> Data in this exercise
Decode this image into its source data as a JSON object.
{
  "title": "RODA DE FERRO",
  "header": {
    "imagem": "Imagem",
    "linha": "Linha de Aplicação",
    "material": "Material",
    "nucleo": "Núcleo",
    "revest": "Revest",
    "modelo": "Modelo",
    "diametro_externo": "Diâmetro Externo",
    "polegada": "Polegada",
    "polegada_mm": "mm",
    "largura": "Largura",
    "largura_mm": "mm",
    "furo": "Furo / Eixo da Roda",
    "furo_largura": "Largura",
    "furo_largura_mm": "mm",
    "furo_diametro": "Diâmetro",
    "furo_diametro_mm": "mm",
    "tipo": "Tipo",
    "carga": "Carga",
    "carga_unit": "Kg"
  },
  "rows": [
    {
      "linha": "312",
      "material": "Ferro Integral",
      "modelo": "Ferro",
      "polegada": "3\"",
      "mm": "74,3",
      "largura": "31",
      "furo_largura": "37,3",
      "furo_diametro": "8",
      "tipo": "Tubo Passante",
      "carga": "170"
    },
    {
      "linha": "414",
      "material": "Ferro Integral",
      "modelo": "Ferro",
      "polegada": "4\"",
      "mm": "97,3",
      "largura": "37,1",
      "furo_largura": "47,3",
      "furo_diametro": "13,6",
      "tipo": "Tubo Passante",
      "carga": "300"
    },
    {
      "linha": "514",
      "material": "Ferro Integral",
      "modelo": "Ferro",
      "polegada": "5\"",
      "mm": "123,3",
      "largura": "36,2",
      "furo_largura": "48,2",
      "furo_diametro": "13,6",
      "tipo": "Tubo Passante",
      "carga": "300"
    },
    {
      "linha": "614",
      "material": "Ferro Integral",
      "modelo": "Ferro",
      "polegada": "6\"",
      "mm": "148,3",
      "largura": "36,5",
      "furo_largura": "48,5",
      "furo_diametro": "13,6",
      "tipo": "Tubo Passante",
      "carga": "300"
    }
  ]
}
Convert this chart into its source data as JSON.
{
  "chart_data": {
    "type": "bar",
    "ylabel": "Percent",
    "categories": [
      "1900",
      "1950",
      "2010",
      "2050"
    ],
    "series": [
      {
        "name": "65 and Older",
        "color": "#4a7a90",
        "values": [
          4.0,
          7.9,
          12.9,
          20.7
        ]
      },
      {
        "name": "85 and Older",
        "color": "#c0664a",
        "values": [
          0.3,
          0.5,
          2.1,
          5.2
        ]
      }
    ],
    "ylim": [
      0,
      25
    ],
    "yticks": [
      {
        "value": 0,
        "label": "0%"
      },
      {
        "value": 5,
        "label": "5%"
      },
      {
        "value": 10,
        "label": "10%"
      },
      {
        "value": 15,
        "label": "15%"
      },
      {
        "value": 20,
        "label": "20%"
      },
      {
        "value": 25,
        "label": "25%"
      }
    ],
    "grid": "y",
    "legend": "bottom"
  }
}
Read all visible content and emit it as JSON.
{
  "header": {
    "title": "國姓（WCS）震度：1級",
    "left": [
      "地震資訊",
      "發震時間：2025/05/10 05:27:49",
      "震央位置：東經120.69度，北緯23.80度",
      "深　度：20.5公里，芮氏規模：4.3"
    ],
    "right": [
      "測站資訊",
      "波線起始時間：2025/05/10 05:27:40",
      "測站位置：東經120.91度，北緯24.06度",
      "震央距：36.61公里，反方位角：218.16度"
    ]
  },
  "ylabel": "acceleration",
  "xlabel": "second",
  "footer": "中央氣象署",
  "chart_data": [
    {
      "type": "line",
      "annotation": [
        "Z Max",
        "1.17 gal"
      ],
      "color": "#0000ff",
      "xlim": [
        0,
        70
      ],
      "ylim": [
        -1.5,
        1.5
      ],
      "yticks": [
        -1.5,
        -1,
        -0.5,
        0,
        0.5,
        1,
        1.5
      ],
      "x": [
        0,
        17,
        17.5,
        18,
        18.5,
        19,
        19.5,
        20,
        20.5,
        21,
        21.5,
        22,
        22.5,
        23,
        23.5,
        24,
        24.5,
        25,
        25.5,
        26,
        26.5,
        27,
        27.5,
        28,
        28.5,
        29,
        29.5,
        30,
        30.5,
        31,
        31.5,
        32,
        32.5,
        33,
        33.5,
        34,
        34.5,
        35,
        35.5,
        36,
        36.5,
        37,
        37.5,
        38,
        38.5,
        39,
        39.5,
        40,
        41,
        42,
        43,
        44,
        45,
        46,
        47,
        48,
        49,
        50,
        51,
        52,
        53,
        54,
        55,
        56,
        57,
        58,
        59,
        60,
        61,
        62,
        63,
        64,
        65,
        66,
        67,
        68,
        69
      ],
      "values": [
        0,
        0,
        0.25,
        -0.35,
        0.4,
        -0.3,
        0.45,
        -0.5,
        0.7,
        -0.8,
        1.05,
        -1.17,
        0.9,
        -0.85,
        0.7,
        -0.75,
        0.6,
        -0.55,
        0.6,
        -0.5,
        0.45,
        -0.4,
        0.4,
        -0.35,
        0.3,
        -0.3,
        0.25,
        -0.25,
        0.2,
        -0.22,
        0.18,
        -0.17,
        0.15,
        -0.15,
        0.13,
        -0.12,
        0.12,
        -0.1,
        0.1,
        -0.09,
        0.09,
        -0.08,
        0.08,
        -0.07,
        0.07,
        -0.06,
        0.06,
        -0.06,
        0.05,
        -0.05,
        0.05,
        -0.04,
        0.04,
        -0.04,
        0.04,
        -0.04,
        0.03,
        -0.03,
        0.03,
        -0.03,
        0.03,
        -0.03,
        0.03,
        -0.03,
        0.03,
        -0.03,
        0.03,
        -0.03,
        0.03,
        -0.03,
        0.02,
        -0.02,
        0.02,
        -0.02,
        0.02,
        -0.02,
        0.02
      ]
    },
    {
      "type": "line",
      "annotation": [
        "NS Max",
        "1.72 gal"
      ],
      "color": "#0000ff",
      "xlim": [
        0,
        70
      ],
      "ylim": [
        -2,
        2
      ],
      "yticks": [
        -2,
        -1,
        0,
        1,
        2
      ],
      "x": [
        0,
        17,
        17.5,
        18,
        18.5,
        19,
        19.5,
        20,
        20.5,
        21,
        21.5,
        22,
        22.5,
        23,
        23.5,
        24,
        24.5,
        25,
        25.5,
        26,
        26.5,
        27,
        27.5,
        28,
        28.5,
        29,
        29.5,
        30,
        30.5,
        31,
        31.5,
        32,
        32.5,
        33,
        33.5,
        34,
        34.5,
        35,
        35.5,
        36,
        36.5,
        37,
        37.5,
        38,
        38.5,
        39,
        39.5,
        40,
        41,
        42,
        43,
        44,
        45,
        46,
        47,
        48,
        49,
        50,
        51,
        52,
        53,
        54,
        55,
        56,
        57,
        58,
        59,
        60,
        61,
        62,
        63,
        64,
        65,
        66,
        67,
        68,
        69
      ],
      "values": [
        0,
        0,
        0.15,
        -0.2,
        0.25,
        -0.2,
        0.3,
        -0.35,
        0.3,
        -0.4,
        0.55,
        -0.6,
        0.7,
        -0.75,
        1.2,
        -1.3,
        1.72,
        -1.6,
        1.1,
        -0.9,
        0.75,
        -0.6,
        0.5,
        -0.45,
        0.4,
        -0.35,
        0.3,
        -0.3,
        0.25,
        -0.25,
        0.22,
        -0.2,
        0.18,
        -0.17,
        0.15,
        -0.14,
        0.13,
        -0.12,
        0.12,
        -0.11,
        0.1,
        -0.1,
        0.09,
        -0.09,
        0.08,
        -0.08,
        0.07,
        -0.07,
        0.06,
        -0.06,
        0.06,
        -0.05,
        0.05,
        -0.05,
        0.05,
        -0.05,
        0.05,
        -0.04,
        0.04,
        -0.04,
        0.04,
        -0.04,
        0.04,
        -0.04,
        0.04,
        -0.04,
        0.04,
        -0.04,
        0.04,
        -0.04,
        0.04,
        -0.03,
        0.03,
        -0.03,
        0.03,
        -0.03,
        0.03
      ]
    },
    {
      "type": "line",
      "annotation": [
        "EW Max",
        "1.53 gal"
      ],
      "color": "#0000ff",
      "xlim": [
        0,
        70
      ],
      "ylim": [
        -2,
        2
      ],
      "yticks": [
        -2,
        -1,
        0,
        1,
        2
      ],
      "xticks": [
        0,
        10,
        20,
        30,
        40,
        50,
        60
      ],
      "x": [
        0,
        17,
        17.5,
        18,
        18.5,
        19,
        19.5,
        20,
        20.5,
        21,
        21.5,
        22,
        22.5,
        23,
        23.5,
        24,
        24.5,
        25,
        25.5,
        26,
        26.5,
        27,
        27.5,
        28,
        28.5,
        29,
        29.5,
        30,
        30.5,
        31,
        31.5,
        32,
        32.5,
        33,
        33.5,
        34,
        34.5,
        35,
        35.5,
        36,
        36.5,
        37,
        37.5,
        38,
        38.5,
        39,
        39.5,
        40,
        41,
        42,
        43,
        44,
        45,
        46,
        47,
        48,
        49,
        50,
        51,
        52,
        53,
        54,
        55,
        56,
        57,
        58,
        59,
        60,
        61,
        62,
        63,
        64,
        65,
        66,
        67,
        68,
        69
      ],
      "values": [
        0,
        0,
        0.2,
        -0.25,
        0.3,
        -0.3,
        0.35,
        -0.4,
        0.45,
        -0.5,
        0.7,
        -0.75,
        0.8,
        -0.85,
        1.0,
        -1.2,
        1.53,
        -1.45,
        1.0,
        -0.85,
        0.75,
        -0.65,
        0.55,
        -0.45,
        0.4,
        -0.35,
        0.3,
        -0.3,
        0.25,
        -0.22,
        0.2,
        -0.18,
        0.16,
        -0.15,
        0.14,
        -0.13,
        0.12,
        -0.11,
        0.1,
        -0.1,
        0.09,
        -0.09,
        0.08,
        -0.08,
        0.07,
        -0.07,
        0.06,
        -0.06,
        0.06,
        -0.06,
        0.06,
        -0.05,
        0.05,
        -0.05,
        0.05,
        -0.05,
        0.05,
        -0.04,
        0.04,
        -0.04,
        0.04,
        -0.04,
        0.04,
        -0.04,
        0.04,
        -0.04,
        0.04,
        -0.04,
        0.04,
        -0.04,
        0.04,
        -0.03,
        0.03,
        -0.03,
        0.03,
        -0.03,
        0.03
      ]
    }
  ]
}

> Given instruction
Lines containing the word "ylabel" must all be returned from the material above.

> Final result
    "ylabel": "Percent",
  "ylabel": "acceleration",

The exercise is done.